* BEGIN DATASET EXCERPTS *

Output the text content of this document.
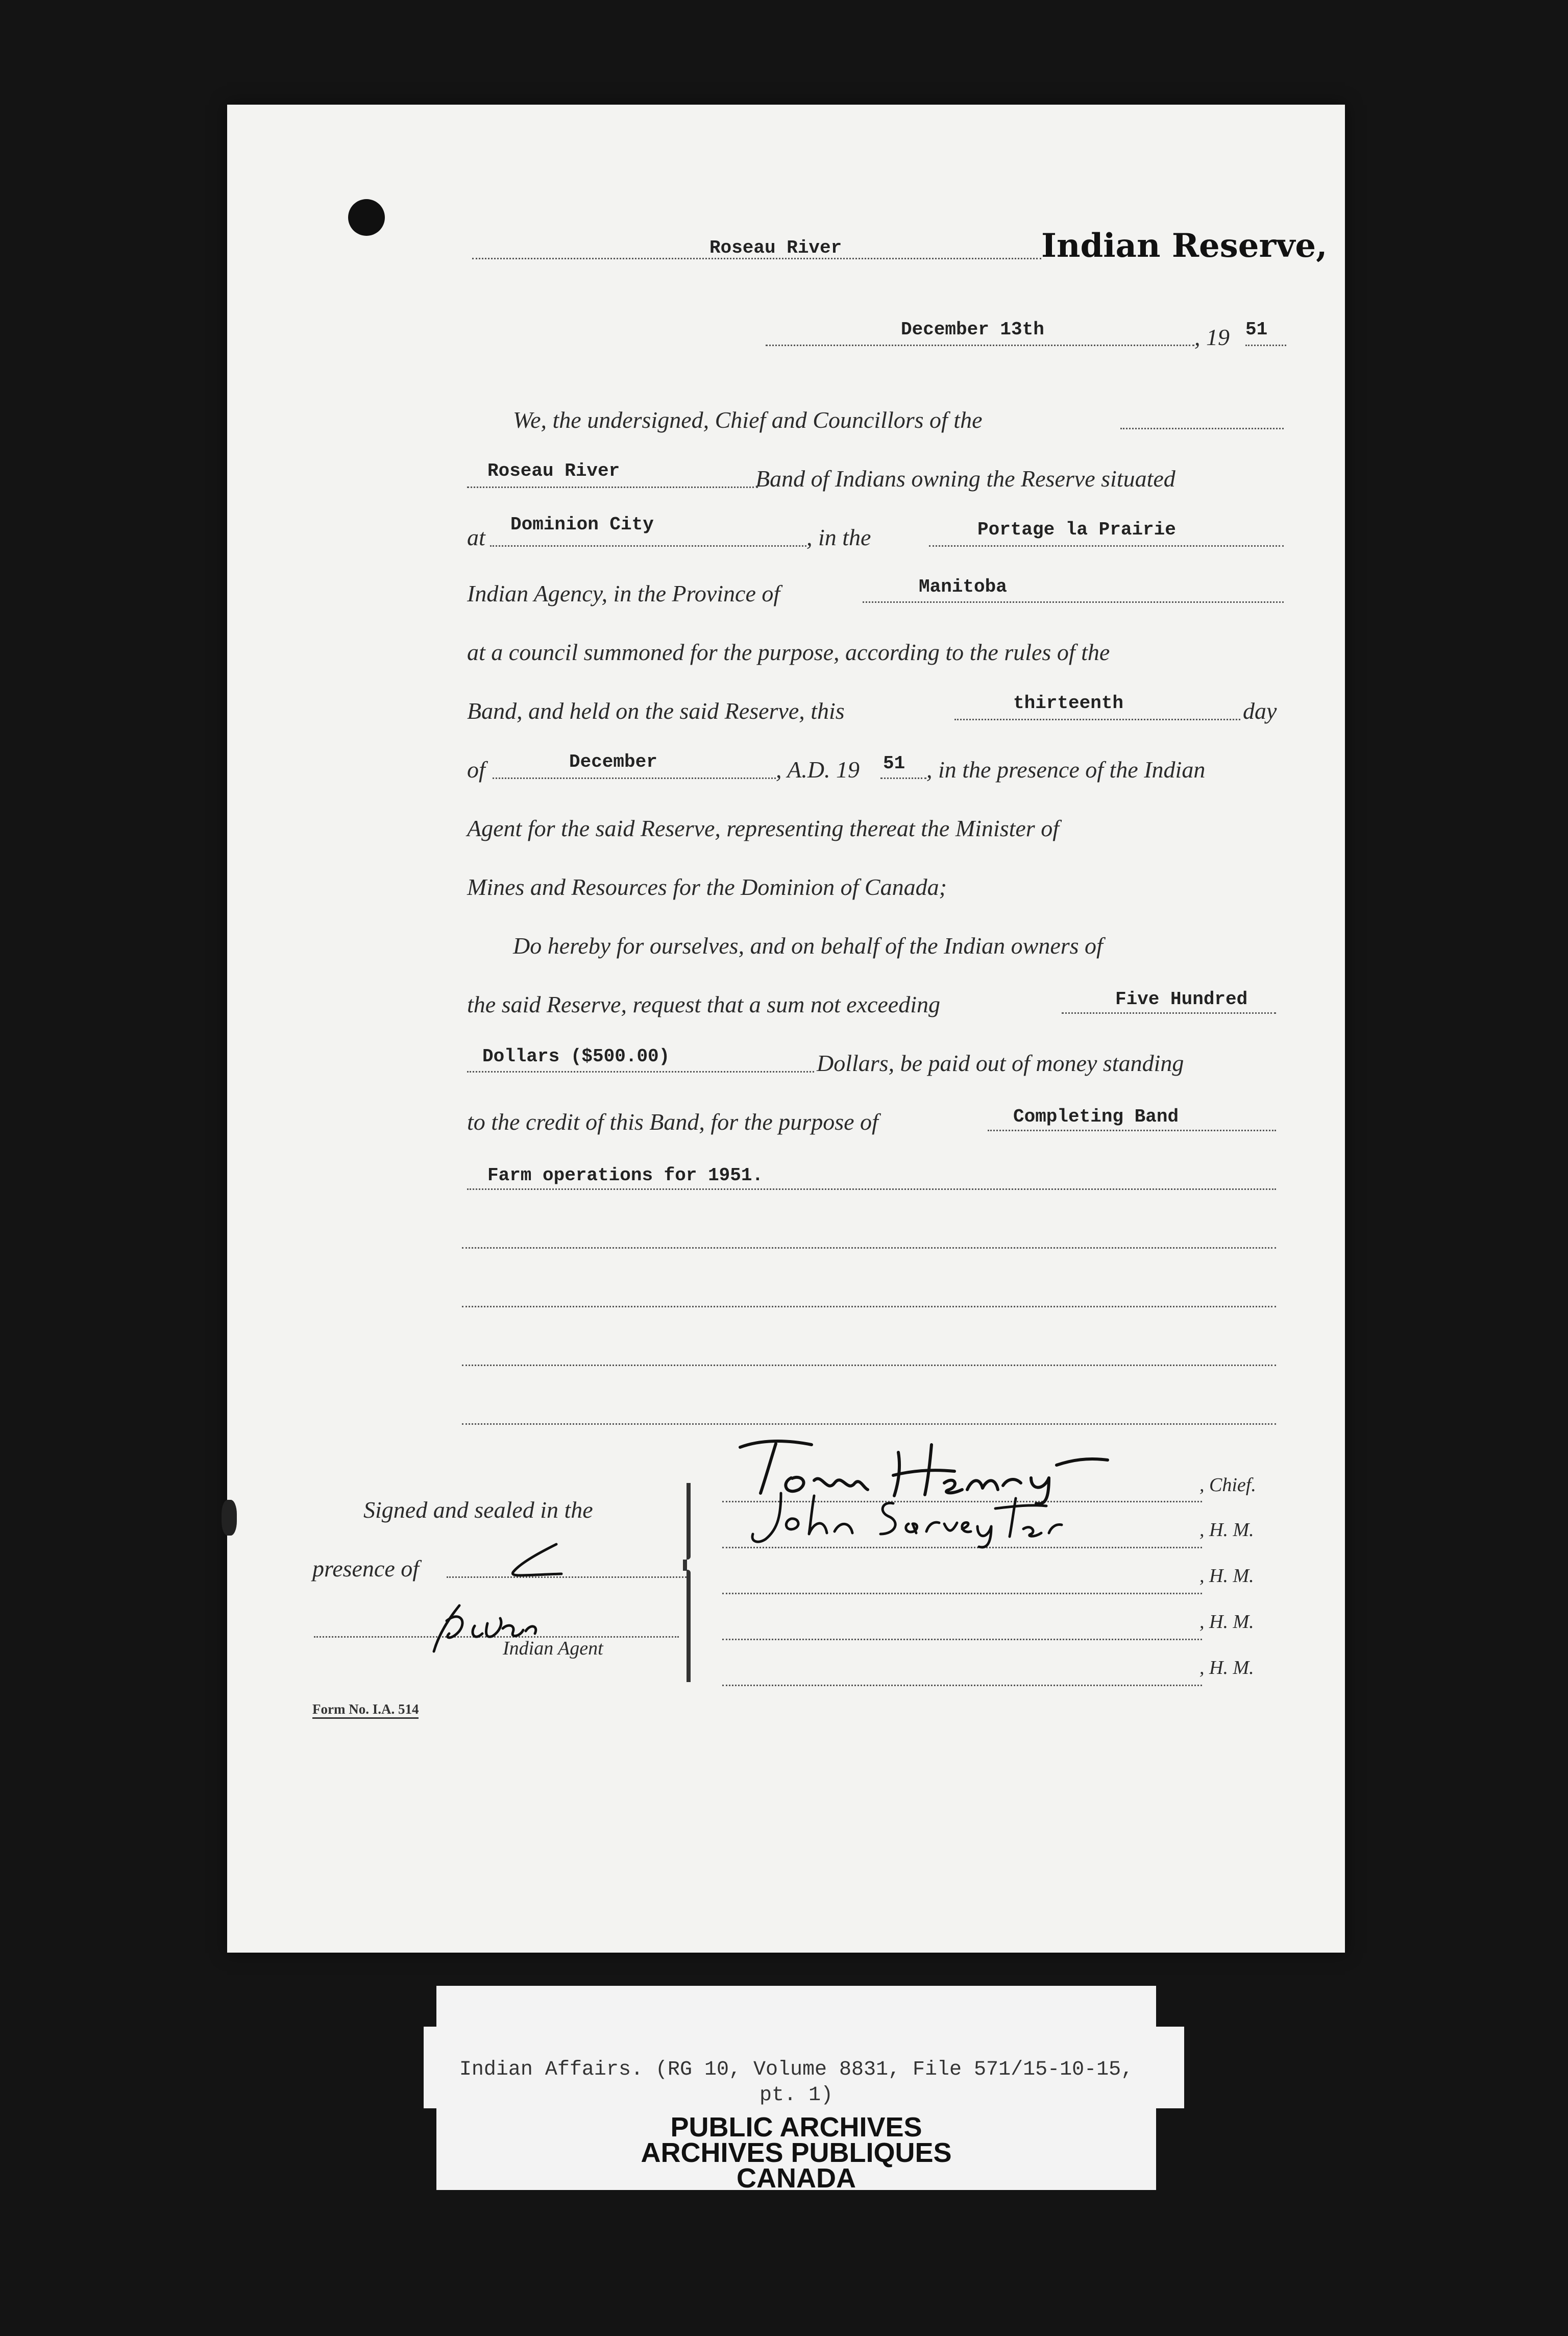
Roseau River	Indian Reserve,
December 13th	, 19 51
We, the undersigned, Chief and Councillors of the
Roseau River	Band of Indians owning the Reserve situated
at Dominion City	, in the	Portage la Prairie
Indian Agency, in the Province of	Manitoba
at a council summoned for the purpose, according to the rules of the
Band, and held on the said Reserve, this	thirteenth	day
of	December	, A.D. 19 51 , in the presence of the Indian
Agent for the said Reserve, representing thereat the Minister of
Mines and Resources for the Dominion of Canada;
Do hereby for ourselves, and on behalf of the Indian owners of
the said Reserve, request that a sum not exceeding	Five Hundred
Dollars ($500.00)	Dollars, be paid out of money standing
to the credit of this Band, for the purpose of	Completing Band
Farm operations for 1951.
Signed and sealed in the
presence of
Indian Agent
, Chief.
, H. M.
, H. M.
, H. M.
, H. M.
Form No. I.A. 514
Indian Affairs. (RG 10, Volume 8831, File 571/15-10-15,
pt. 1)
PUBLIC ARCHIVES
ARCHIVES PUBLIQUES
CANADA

* END DATASET EXCERPTS *

• [WHAT IS EXPECTED]: An exact transcription of all the entries is required, without the pictures.

• [TASK RESPONSE]:
Output the text content of this document.
Roseau River	Indian Reserve,
December 13th	, 19 51
We, the undersigned, Chief and Councillors of the
Roseau River	Band of Indians owning the Reserve situated
at Dominion City	, in the	Portage la Prairie
Indian Agency, in the Province of	Manitoba
at a council summoned for the purpose, according to the rules of the
Band, and held on the said Reserve, this	thirteenth	day
of	December	, A.D. 19 51 , in the presence of the Indian
Agent for the said Reserve, representing thereat the Minister of
Mines and Resources for the Dominion of Canada;
Do hereby for ourselves, and on behalf of the Indian owners of
the said Reserve, request that a sum not exceeding	Five Hundred
Dollars ($500.00)	Dollars, be paid out of money standing
to the credit of this Band, for the purpose of	Completing Band
Farm operations for 1951.
Signed and sealed in the
presence of
Indian Agent
, Chief.
, H. M.
, H. M.
, H. M.
, H. M.
Form No. I.A. 514
Indian Affairs. (RG 10, Volume 8831, File 571/15-10-15,
pt. 1)
PUBLIC ARCHIVES
ARCHIVES PUBLIQUES
CANADA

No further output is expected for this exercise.